WHAT IS EXPECTED: Collect each line of the records containing the string "istruzioni".

DATASET RECORDS:
= = =

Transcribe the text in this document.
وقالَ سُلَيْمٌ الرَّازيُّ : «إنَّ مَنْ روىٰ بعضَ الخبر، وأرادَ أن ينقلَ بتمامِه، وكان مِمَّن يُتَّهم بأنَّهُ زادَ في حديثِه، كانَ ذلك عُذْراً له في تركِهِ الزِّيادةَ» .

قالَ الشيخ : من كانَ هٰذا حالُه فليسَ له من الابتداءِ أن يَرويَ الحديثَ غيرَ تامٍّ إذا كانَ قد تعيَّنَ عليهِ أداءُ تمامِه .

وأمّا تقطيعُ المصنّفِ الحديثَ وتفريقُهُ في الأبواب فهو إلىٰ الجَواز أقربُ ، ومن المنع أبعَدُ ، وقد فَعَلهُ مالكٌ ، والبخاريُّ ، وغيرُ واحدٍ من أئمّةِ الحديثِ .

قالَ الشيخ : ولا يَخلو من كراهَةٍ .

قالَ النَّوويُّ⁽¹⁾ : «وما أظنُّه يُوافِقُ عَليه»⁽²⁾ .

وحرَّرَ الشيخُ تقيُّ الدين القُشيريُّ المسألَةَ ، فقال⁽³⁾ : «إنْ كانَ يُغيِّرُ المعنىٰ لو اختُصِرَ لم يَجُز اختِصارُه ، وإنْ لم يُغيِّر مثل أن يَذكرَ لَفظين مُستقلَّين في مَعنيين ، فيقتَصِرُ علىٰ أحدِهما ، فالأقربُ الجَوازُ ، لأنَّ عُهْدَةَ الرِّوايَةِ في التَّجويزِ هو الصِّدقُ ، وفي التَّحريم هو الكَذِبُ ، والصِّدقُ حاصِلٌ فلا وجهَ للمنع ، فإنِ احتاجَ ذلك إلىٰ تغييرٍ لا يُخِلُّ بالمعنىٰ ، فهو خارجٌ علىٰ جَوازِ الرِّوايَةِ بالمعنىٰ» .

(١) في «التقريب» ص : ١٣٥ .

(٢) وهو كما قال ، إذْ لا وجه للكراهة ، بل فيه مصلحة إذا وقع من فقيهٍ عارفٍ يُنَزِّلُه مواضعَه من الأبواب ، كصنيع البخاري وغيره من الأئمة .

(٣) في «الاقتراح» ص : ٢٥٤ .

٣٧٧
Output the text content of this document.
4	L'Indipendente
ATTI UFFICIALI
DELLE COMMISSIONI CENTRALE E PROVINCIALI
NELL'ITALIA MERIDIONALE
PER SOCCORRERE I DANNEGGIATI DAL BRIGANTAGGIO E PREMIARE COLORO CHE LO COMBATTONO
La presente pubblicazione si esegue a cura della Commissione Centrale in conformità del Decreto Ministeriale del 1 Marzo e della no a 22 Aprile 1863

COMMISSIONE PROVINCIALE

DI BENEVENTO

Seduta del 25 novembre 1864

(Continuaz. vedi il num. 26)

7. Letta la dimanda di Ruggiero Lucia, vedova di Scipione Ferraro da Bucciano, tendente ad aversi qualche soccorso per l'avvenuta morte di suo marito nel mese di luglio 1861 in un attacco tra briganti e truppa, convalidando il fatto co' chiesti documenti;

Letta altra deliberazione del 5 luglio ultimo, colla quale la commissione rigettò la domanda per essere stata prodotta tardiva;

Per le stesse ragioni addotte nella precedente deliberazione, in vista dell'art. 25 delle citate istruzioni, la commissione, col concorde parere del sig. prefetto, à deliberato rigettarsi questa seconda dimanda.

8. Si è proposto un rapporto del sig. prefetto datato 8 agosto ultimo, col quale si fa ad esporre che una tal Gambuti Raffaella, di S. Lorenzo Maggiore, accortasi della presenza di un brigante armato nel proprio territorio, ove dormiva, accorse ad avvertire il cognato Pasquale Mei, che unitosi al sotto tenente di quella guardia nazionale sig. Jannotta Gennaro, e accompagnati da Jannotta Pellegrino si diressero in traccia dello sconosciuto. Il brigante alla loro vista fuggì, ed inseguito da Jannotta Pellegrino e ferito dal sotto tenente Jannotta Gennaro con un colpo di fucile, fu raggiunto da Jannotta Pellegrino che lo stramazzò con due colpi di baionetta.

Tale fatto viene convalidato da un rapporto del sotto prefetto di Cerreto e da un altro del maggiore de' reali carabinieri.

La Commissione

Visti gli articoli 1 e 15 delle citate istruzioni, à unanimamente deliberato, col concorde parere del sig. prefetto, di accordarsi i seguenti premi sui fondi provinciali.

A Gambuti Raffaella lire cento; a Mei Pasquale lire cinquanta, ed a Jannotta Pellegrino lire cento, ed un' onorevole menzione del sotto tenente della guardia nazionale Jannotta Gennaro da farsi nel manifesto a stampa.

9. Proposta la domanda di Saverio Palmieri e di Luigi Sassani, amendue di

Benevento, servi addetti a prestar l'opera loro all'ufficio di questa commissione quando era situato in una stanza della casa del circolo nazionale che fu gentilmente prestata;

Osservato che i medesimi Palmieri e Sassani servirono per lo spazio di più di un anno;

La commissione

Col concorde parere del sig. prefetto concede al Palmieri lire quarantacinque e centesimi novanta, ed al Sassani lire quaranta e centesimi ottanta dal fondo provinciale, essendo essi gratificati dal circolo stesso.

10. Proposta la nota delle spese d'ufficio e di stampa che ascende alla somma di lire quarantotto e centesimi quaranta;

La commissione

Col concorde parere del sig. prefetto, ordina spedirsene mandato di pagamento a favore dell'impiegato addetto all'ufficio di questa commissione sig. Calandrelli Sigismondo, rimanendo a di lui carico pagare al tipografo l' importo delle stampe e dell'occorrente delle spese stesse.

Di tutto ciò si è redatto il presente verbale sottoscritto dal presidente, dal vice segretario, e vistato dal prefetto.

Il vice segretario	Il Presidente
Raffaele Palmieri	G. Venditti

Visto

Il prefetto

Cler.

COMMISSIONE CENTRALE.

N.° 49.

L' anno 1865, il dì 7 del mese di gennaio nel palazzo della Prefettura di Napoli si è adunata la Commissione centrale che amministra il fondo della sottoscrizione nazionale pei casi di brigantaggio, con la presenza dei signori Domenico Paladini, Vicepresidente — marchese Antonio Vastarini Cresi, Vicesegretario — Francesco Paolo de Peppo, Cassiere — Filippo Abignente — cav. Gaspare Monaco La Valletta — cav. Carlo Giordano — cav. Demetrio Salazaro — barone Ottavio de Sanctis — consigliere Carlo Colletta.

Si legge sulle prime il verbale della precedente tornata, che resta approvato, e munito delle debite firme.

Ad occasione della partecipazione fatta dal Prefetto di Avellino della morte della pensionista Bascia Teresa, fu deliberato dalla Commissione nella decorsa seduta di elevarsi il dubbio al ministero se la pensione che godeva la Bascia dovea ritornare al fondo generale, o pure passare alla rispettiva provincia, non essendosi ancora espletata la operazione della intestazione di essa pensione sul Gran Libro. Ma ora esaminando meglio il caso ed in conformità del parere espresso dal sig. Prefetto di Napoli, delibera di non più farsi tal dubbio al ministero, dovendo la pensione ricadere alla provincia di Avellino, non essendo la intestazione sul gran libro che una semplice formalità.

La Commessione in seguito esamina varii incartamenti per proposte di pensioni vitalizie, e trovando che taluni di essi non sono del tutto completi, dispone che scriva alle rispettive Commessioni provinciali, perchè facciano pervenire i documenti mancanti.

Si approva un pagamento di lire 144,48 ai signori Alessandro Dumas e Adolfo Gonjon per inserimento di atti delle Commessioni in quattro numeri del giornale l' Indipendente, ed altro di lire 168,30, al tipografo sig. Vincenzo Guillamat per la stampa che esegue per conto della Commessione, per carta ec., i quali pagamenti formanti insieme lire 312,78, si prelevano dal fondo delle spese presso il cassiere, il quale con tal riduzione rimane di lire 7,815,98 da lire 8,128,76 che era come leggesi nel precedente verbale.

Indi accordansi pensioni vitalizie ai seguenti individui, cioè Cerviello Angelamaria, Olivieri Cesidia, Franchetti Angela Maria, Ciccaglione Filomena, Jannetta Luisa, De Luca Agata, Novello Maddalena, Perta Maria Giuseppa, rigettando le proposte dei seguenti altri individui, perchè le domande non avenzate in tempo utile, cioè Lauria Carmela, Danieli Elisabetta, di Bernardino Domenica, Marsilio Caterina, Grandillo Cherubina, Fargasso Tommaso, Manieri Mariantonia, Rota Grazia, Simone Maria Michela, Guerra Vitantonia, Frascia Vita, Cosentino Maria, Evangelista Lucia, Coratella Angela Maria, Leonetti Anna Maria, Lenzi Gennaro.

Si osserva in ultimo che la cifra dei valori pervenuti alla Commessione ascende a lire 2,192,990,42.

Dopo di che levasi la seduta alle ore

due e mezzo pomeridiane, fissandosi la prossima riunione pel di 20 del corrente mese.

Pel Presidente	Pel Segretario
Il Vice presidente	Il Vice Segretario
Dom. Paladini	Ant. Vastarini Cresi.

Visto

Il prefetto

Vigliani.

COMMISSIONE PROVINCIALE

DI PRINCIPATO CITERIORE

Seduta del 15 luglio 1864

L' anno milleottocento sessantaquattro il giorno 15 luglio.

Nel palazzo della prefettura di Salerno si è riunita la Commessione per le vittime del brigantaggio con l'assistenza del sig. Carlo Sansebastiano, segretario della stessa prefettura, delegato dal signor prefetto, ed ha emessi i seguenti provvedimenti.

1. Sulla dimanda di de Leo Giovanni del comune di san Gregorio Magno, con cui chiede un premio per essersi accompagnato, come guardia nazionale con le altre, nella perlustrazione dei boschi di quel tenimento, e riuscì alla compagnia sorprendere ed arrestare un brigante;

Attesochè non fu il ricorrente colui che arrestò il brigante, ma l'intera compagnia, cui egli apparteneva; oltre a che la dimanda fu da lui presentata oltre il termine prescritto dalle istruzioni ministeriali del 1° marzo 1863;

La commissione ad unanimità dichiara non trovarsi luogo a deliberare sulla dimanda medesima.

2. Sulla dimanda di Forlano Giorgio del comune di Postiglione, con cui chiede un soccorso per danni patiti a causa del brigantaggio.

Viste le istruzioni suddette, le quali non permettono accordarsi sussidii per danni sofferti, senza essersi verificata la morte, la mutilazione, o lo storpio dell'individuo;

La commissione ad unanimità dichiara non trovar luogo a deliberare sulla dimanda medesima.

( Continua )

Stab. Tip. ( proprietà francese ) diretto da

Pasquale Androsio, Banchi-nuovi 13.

= = =

WRITTEN ANSWER:
Per le stesse ragioni addotte nella precedente deliberazione, in vista dell'art. 25 delle citate istruzioni, la commissione, col concorde parere del sig. prefetto, à deliberato rigettarsi questa seconda dimanda.
Visti gli articoli 1 e 15 delle citate istruzioni, à unanimamente deliberato, col concorde parere del sig. prefetto, di accordarsi i seguenti premi sui fondi provinciali.
Attesochè non fu il ricorrente colui che arrestò il brigante, ma l'intera compagnia, cui egli apparteneva; oltre a che la dimanda fu da lui presentata oltre il termine prescritto dalle istruzioni ministeriali del 1° marzo 1863;
Viste le istruzioni suddette, le quali non permettono accordarsi sussidii per danni sofferti, senza essersi verificata la morte, la mutilazione, o lo storpio dell'individuo;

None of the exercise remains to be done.